Work required:
Using the listing below, please gather every line containing the word "JSON".
▬▬▬
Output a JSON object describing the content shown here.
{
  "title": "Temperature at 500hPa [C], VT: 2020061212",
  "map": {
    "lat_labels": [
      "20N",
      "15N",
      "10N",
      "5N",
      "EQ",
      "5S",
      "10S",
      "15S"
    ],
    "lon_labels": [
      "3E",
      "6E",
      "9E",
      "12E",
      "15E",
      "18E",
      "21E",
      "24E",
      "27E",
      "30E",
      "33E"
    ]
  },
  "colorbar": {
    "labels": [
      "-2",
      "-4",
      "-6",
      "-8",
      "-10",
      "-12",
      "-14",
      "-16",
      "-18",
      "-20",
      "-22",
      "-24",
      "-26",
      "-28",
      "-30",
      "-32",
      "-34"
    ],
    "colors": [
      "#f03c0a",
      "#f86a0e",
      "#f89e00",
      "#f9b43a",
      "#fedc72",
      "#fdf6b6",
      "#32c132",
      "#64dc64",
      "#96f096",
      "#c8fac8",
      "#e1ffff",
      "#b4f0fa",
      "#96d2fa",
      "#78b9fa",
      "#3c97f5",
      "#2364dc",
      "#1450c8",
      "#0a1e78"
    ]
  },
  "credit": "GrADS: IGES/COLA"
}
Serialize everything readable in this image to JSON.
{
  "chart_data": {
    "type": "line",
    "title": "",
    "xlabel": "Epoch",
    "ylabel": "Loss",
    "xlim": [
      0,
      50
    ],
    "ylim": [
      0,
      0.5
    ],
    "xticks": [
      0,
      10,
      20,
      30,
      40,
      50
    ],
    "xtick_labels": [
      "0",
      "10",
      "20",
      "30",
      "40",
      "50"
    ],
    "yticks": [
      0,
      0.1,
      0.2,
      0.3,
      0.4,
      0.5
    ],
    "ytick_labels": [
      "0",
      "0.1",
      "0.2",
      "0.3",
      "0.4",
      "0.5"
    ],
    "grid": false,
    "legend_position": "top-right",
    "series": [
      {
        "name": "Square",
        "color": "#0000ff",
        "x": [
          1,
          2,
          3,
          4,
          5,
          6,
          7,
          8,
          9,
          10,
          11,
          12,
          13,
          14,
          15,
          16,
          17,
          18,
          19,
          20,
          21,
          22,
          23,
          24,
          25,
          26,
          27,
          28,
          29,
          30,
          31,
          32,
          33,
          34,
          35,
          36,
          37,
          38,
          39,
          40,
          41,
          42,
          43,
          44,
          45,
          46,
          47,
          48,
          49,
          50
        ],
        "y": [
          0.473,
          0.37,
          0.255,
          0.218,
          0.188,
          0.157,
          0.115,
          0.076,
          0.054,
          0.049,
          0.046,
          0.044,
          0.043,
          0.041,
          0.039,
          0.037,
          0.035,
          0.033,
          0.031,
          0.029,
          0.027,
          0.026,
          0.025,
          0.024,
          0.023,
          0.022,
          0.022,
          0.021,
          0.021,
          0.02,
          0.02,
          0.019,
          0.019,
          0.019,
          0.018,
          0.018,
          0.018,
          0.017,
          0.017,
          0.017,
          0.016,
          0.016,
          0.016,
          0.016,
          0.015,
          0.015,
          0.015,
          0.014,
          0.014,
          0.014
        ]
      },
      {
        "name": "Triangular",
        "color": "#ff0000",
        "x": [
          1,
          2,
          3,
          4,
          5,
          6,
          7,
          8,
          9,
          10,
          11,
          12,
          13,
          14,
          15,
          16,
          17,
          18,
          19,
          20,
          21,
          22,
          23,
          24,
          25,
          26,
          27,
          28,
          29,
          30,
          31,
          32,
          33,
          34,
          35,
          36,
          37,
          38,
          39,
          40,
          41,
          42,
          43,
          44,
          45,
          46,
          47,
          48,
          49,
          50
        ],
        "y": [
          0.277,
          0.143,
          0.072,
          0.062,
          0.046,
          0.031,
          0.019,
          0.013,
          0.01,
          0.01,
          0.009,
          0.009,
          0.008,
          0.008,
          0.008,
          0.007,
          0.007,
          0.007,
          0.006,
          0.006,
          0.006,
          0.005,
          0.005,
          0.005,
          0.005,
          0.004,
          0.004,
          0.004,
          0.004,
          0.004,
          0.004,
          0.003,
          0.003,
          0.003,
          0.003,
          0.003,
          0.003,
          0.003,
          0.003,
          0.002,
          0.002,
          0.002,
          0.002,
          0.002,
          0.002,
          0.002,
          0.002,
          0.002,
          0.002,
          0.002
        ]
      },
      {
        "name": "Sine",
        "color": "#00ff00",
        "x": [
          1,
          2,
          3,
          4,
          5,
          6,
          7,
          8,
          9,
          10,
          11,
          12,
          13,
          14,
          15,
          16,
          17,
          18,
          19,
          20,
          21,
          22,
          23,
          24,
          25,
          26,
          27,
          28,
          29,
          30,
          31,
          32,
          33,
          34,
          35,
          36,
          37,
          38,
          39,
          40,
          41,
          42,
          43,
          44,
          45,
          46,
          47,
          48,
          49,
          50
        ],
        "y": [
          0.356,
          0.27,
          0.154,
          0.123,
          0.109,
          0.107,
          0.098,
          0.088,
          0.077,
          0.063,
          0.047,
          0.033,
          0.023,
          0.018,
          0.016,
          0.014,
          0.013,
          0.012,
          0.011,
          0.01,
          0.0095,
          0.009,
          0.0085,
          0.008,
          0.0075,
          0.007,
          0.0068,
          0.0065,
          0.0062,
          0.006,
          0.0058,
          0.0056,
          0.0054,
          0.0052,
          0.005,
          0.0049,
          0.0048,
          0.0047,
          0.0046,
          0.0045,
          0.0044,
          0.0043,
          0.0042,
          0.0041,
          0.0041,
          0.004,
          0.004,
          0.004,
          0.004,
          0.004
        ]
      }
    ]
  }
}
▬▬▬
Solved problem:
Output a JSON object describing the content shown here.
Serialize everything readable in this image to JSON.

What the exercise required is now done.